:: TASK REQUIREMENTS ::
The exercise asks you to copy every line below in which "structured" appears.

########

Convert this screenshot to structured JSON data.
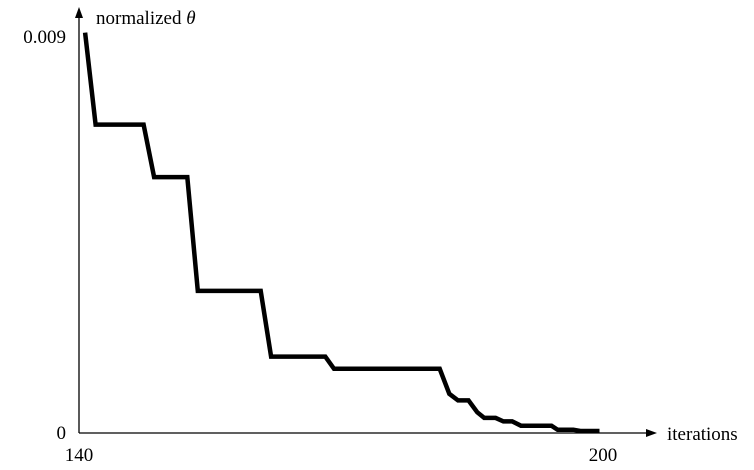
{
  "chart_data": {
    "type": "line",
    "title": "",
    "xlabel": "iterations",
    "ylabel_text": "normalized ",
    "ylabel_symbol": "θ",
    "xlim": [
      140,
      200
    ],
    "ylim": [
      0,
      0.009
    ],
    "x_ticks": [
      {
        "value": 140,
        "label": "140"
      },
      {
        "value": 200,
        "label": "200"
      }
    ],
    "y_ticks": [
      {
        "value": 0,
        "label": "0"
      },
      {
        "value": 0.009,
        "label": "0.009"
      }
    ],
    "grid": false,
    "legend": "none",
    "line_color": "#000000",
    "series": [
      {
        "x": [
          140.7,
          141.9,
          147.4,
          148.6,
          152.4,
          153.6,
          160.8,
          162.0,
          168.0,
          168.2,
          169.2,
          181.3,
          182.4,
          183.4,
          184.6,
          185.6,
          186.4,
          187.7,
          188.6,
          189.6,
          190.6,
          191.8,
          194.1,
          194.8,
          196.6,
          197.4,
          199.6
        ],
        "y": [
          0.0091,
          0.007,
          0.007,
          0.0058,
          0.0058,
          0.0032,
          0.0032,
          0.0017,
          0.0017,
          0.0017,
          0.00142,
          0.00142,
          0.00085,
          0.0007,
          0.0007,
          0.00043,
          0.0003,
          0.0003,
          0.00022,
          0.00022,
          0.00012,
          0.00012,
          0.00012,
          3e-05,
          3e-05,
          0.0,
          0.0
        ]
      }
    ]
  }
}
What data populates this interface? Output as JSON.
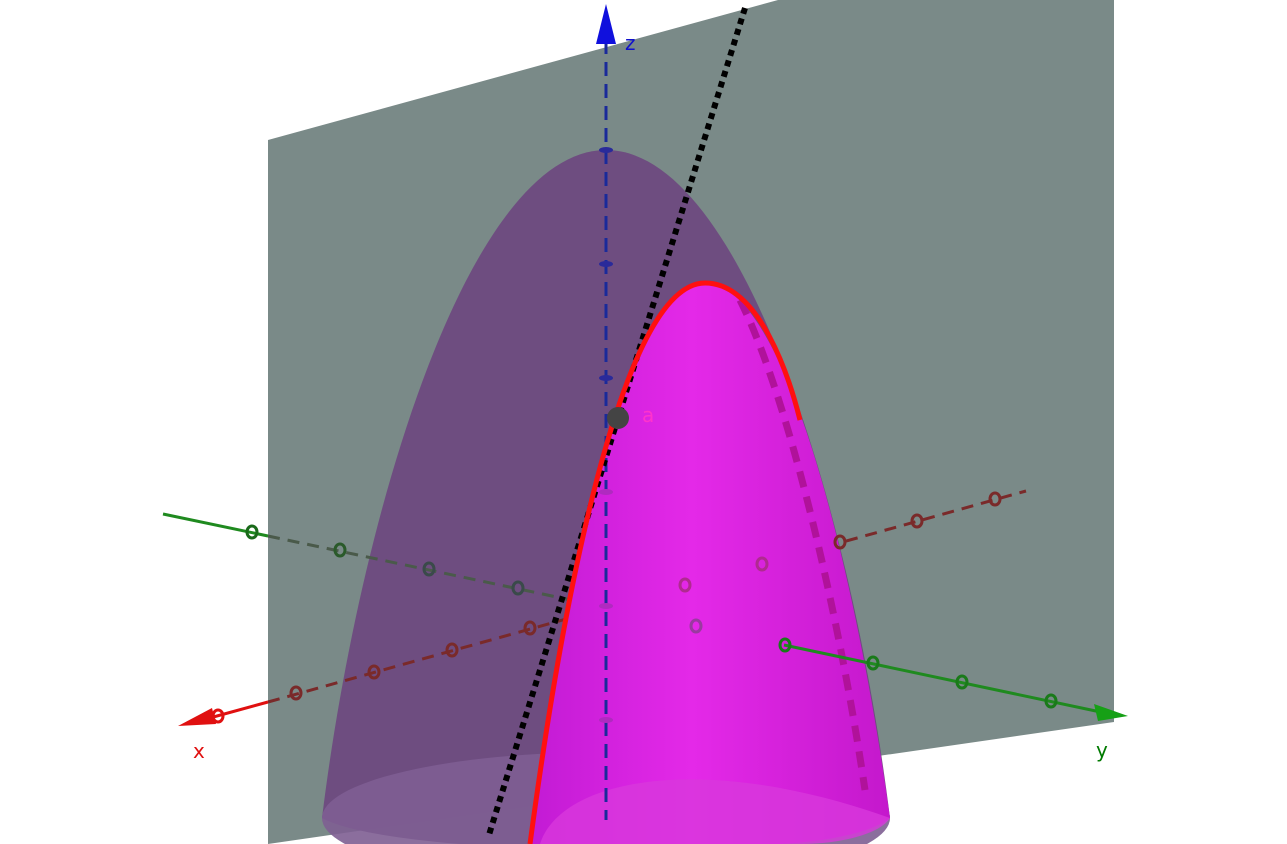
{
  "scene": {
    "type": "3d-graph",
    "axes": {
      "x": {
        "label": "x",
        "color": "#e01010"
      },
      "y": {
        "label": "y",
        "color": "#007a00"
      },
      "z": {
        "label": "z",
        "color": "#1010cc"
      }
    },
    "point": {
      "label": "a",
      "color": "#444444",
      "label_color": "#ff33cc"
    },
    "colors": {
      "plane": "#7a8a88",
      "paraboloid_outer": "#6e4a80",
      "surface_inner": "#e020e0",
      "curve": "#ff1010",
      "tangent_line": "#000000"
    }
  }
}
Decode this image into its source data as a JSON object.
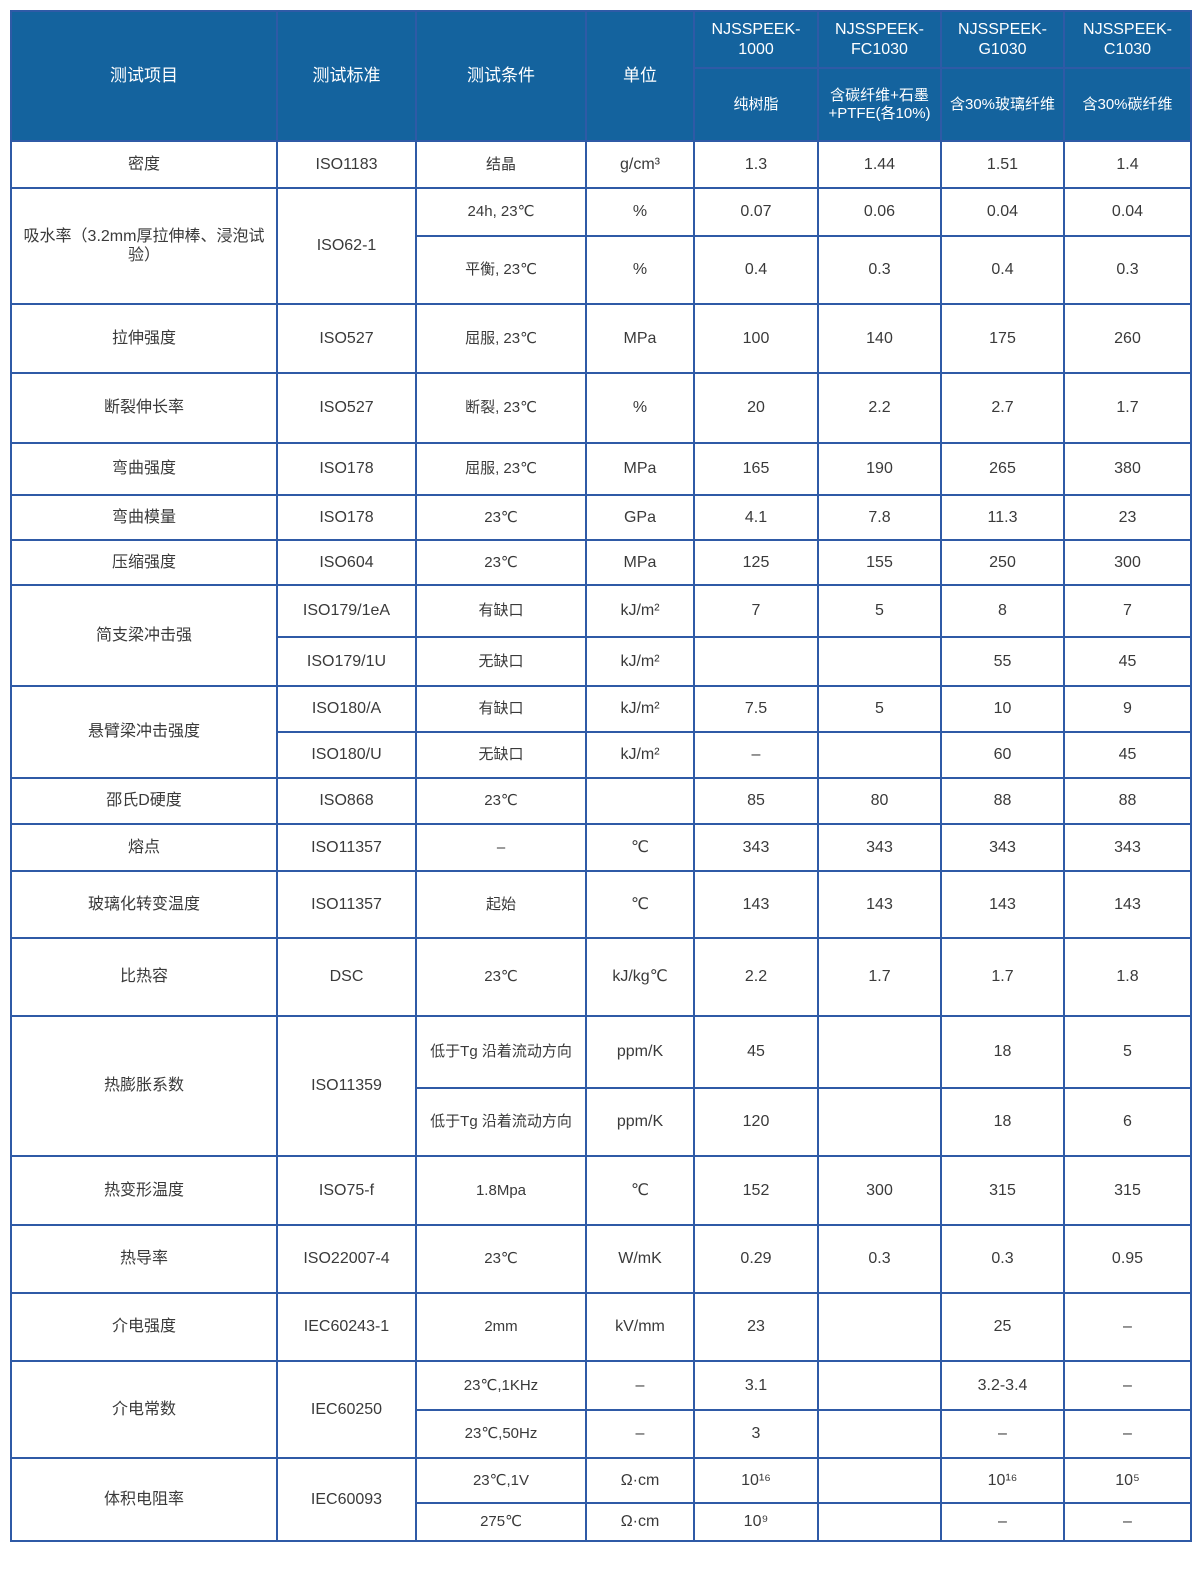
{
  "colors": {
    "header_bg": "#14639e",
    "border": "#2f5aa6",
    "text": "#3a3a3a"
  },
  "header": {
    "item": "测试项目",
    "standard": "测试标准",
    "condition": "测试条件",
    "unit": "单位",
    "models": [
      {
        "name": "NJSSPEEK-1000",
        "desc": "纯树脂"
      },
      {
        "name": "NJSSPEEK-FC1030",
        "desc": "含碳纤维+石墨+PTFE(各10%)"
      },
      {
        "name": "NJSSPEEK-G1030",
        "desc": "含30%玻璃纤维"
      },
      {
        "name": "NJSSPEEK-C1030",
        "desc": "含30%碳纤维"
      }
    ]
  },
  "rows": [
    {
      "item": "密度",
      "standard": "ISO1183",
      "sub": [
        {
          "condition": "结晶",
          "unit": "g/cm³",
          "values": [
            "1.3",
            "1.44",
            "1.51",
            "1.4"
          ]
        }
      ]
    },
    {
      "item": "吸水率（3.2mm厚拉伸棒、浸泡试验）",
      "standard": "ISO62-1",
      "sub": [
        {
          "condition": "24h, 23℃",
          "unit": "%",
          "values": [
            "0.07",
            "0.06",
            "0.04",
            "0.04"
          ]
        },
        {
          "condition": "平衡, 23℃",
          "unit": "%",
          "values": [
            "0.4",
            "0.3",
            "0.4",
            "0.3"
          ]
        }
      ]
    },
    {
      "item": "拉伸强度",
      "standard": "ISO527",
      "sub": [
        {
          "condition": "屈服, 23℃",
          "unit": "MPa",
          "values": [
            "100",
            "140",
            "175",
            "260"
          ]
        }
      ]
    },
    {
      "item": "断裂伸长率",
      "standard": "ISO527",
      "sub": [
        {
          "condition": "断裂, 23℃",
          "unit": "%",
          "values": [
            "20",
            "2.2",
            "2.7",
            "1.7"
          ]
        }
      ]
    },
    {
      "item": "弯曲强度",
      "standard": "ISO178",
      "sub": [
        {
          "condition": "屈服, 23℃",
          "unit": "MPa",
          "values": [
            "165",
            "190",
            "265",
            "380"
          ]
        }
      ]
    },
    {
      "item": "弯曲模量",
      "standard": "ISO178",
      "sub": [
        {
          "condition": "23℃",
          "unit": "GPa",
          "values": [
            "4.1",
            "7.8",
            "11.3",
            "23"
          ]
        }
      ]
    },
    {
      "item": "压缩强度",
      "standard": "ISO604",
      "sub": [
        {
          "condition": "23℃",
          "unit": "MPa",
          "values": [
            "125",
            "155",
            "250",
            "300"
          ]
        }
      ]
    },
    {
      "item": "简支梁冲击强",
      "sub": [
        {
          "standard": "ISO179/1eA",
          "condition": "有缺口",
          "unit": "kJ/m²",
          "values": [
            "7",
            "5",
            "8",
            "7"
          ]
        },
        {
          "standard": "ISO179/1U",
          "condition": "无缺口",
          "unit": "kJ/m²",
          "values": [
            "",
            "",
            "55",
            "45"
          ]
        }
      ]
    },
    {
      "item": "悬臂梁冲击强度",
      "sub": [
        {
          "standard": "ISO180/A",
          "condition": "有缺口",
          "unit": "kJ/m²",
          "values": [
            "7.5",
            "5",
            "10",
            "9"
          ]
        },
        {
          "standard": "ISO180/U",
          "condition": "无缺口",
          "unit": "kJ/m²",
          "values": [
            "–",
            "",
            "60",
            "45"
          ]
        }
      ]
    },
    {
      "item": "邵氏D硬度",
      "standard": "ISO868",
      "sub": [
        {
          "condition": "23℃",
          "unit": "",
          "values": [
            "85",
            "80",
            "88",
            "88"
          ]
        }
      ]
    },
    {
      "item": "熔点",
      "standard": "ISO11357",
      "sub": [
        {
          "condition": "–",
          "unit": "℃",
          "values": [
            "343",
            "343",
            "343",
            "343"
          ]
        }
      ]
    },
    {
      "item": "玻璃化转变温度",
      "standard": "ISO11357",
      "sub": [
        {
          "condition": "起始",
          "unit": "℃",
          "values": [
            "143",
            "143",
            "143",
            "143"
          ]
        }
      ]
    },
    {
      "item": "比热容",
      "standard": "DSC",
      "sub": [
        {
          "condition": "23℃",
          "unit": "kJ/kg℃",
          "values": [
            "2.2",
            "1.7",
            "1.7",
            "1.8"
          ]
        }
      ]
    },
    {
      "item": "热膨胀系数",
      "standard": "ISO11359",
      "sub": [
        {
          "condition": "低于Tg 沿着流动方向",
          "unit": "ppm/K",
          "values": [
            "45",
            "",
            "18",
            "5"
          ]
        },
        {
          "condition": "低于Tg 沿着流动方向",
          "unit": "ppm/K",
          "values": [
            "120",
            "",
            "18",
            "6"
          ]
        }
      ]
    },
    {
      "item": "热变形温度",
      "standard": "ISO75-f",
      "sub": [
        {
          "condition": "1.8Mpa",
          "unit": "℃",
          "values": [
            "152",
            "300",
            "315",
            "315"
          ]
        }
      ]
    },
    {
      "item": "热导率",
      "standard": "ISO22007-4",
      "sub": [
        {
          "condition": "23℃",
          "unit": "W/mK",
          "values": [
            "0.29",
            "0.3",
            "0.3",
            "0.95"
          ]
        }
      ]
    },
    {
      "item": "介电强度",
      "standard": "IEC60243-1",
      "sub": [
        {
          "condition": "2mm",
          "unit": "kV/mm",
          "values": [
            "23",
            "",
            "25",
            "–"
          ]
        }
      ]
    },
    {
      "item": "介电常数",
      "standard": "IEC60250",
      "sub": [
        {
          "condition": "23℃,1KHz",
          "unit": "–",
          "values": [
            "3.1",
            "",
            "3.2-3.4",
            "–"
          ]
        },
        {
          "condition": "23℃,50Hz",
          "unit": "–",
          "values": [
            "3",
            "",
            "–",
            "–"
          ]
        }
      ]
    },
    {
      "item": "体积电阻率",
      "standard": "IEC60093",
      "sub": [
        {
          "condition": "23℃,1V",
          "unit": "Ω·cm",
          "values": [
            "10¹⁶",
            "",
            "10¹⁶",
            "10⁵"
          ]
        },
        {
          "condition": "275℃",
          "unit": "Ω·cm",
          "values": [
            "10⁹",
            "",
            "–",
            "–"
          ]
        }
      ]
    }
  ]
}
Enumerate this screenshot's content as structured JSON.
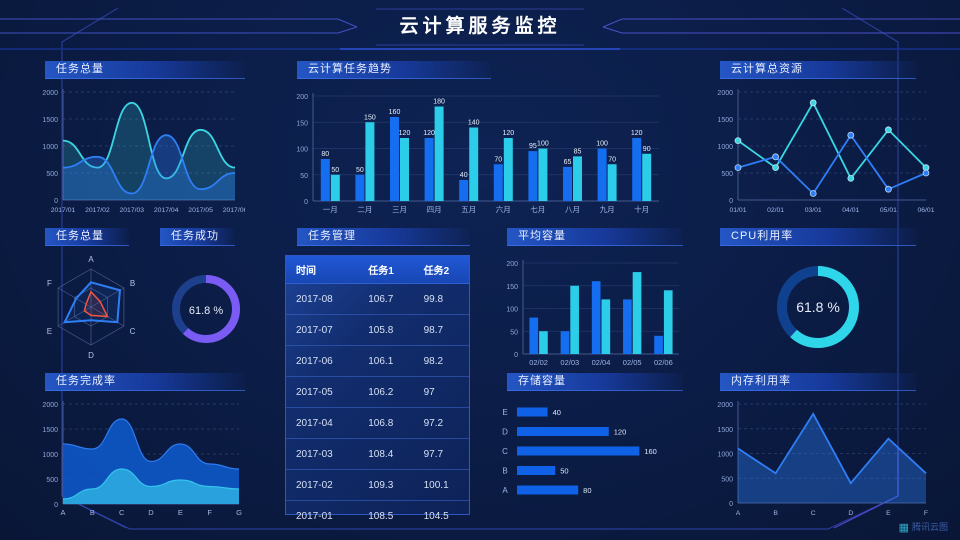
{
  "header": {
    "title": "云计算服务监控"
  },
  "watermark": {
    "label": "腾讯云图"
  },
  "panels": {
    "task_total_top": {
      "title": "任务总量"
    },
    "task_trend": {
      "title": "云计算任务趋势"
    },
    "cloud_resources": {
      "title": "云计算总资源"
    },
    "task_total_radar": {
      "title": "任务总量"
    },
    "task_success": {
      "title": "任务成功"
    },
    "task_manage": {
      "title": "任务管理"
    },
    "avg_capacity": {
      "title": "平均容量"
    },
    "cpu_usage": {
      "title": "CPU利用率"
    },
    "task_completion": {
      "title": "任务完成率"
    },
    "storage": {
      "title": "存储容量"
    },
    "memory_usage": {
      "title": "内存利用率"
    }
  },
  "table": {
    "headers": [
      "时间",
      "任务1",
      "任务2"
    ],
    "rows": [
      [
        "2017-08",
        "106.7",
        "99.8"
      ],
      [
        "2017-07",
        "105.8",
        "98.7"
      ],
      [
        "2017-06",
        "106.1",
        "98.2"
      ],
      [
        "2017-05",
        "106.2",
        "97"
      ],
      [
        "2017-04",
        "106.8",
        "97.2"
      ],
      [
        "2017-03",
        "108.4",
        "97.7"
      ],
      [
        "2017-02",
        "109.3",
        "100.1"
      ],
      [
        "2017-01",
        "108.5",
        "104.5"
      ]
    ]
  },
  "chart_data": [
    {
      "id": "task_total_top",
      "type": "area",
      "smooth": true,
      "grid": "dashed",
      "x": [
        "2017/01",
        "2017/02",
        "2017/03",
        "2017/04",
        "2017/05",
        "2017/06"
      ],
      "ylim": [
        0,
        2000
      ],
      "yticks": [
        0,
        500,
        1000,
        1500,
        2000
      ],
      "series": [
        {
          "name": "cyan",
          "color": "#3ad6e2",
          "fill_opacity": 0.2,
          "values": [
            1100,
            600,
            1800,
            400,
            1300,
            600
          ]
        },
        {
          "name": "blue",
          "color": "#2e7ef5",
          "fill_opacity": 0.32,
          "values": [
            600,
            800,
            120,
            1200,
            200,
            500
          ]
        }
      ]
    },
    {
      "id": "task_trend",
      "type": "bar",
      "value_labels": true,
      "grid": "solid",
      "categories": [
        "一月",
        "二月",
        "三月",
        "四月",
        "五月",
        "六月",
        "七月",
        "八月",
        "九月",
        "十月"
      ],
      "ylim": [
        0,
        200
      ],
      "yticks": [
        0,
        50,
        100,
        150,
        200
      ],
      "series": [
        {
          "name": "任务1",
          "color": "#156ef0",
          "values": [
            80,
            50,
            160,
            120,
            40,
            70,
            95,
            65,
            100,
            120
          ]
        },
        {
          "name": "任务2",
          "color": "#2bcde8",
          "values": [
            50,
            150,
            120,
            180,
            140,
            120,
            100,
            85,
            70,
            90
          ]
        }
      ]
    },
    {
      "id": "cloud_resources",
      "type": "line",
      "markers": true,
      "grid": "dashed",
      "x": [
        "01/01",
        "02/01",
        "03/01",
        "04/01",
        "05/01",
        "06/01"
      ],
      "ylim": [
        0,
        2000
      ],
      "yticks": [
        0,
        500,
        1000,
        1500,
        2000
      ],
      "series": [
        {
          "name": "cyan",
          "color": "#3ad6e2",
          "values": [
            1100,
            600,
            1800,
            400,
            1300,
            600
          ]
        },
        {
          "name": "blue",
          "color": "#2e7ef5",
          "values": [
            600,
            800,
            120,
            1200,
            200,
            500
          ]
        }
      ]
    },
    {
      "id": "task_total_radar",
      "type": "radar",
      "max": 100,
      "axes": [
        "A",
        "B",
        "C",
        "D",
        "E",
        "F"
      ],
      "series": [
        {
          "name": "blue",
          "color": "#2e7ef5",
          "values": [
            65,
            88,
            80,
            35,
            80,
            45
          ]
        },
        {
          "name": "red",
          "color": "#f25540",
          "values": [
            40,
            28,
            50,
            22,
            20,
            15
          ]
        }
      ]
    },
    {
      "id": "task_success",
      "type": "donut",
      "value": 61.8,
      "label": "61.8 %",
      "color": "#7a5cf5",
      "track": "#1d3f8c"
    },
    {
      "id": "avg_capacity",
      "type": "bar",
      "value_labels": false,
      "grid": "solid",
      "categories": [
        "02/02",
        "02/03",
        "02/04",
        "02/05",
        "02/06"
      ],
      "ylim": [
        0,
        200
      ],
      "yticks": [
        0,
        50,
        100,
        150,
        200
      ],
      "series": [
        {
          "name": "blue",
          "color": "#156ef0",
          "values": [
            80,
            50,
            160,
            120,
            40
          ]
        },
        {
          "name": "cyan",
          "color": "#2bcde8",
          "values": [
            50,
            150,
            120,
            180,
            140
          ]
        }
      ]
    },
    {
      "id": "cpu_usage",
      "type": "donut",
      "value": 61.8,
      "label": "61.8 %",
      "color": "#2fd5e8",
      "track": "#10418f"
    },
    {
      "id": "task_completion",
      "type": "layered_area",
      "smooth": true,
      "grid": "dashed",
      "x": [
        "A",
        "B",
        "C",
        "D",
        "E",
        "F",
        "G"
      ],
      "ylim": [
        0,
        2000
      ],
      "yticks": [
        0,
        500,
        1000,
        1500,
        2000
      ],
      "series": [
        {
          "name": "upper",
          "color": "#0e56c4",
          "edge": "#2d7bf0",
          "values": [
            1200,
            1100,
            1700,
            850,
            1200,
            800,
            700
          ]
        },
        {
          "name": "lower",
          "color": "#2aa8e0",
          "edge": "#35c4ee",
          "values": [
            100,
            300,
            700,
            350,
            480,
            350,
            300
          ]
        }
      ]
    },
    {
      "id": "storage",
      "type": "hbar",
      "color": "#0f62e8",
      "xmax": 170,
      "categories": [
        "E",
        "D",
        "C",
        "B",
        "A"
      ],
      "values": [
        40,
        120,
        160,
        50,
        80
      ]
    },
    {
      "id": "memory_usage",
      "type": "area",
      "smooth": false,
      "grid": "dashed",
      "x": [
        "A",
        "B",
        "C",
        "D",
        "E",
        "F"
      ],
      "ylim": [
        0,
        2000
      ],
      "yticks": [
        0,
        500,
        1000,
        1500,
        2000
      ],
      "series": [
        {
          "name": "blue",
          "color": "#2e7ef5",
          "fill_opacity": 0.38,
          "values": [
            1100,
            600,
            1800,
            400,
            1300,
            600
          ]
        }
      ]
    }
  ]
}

########

:: THE ANSWER ::
Convert this screenshot to structured JSON data.
Enumerate this screenshot's content as structured JSON.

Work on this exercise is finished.